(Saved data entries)
########################################
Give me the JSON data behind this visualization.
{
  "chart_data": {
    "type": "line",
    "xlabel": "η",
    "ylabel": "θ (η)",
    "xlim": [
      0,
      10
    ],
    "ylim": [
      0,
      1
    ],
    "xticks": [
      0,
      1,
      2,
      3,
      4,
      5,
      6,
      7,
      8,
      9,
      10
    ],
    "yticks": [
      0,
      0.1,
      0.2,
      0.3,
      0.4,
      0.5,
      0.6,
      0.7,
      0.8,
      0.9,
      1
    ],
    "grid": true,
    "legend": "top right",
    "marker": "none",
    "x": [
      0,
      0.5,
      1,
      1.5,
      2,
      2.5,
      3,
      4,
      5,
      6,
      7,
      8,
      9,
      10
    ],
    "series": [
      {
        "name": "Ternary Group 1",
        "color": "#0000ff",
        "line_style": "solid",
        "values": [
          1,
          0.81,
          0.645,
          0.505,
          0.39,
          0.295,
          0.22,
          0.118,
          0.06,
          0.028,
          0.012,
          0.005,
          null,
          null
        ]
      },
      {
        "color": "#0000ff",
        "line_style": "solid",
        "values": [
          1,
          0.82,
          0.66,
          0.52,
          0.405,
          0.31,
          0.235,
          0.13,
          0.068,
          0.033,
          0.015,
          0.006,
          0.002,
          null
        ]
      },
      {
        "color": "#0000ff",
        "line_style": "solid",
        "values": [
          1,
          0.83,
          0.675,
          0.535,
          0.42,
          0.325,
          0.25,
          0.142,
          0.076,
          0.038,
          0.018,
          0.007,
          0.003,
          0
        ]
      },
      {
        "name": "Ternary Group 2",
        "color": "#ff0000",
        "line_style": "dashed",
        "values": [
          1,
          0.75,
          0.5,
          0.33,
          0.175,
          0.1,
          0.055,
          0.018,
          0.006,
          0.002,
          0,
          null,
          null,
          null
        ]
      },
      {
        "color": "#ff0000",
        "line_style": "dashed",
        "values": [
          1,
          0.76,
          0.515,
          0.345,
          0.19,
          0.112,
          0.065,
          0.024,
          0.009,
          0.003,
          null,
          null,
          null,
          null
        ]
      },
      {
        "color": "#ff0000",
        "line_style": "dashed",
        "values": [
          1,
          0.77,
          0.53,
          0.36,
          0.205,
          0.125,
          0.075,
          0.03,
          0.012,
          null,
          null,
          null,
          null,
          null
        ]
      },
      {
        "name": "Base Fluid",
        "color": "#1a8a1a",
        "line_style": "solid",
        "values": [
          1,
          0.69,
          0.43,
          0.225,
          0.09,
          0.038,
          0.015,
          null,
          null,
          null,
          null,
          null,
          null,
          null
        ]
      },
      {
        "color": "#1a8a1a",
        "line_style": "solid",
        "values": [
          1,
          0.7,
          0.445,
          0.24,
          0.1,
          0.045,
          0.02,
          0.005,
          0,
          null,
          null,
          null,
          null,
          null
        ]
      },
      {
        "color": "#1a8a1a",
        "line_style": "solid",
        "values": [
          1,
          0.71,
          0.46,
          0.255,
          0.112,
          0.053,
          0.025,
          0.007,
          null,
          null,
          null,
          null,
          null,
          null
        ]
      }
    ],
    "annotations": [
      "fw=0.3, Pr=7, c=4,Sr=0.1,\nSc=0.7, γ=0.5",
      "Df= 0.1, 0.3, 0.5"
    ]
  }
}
########################################
What this task involves =
Return all of the entries exactly as they were supplied.

Output for this task =
Give me the JSON data behind this visualization.
{
  "chart_data": {
    "type": "line",
    "xlabel": "η",
    "ylabel": "θ (η)",
    "xlim": [
      0,
      10
    ],
    "ylim": [
      0,
      1
    ],
    "xticks": [
      0,
      1,
      2,
      3,
      4,
      5,
      6,
      7,
      8,
      9,
      10
    ],
    "yticks": [
      0,
      0.1,
      0.2,
      0.3,
      0.4,
      0.5,
      0.6,
      0.7,
      0.8,
      0.9,
      1
    ],
    "grid": true,
    "legend": "top right",
    "marker": "none",
    "x": [
      0,
      0.5,
      1,
      1.5,
      2,
      2.5,
      3,
      4,
      5,
      6,
      7,
      8,
      9,
      10
    ],
    "series": [
      {
        "name": "Ternary Group 1",
        "color": "#0000ff",
        "line_style": "solid",
        "values": [
          1,
          0.81,
          0.645,
          0.505,
          0.39,
          0.295,
          0.22,
          0.118,
          0.06,
          0.028,
          0.012,
          0.005,
          null,
          null
        ]
      },
      {
        "color": "#0000ff",
        "line_style": "solid",
        "values": [
          1,
          0.82,
          0.66,
          0.52,
          0.405,
          0.31,
          0.235,
          0.13,
          0.068,
          0.033,
          0.015,
          0.006,
          0.002,
          null
        ]
      },
      {
        "color": "#0000ff",
        "line_style": "solid",
        "values": [
          1,
          0.83,
          0.675,
          0.535,
          0.42,
          0.325,
          0.25,
          0.142,
          0.076,
          0.038,
          0.018,
          0.007,
          0.003,
          0
        ]
      },
      {
        "name": "Ternary Group 2",
        "color": "#ff0000",
        "line_style": "dashed",
        "values": [
          1,
          0.75,
          0.5,
          0.33,
          0.175,
          0.1,
          0.055,
          0.018,
          0.006,
          0.002,
          0,
          null,
          null,
          null
        ]
      },
      {
        "color": "#ff0000",
        "line_style": "dashed",
        "values": [
          1,
          0.76,
          0.515,
          0.345,
          0.19,
          0.112,
          0.065,
          0.024,
          0.009,
          0.003,
          null,
          null,
          null,
          null
        ]
      },
      {
        "color": "#ff0000",
        "line_style": "dashed",
        "values": [
          1,
          0.77,
          0.53,
          0.36,
          0.205,
          0.125,
          0.075,
          0.03,
          0.012,
          null,
          null,
          null,
          null,
          null
        ]
      },
      {
        "name": "Base Fluid",
        "color": "#1a8a1a",
        "line_style": "solid",
        "values": [
          1,
          0.69,
          0.43,
          0.225,
          0.09,
          0.038,
          0.015,
          null,
          null,
          null,
          null,
          null,
          null,
          null
        ]
      },
      {
        "color": "#1a8a1a",
        "line_style": "solid",
        "values": [
          1,
          0.7,
          0.445,
          0.24,
          0.1,
          0.045,
          0.02,
          0.005,
          0,
          null,
          null,
          null,
          null,
          null
        ]
      },
      {
        "color": "#1a8a1a",
        "line_style": "solid",
        "values": [
          1,
          0.71,
          0.46,
          0.255,
          0.112,
          0.053,
          0.025,
          0.007,
          null,
          null,
          null,
          null,
          null,
          null
        ]
      }
    ],
    "annotations": [
      "fw=0.3, Pr=7, c=4,Sr=0.1,\nSc=0.7, γ=0.5",
      "Df= 0.1, 0.3, 0.5"
    ]
  }
}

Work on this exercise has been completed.